• **Requirement**
Set down each line of the data below exactly as it stands, dropping the pictures.

****************************************

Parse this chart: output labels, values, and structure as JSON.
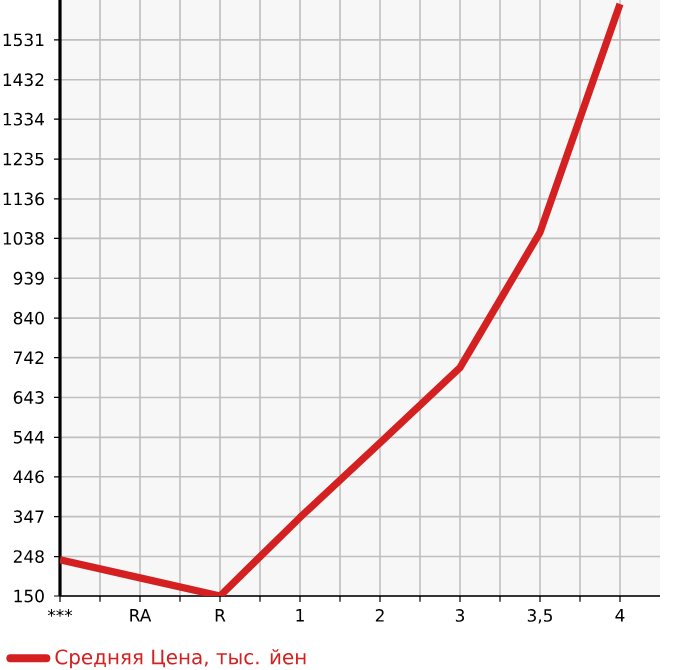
{
  "chart_data": {
    "type": "line",
    "categories": [
      "***",
      "RA",
      "R",
      "1",
      "2",
      "3",
      "3,5",
      "4"
    ],
    "series": [
      {
        "name": "Средняя Цена, тыс. йен",
        "color": "#d42020",
        "values": [
          240,
          195,
          150,
          345,
          530,
          717,
          1053,
          1620
        ]
      }
    ],
    "ylim": [
      150,
      1630
    ],
    "yticks": [
      150,
      248,
      347,
      446,
      544,
      643,
      742,
      840,
      939,
      1038,
      1136,
      1235,
      1334,
      1432,
      1531
    ],
    "grid": true,
    "legend": "bottom",
    "marker": "none",
    "line_style": "solid"
  }
}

****************************************

• **Exercise result**
Parse this chart: output labels, values, and structure as JSON.
{
  "chart_data": {
    "type": "line",
    "categories": [
      "***",
      "RA",
      "R",
      "1",
      "2",
      "3",
      "3,5",
      "4"
    ],
    "series": [
      {
        "name": "Средняя Цена, тыс. йен",
        "color": "#d42020",
        "values": [
          240,
          195,
          150,
          345,
          530,
          717,
          1053,
          1620
        ]
      }
    ],
    "ylim": [
      150,
      1630
    ],
    "yticks": [
      150,
      248,
      347,
      446,
      544,
      643,
      742,
      840,
      939,
      1038,
      1136,
      1235,
      1334,
      1432,
      1531
    ],
    "grid": true,
    "legend": "bottom",
    "marker": "none",
    "line_style": "solid"
  }
}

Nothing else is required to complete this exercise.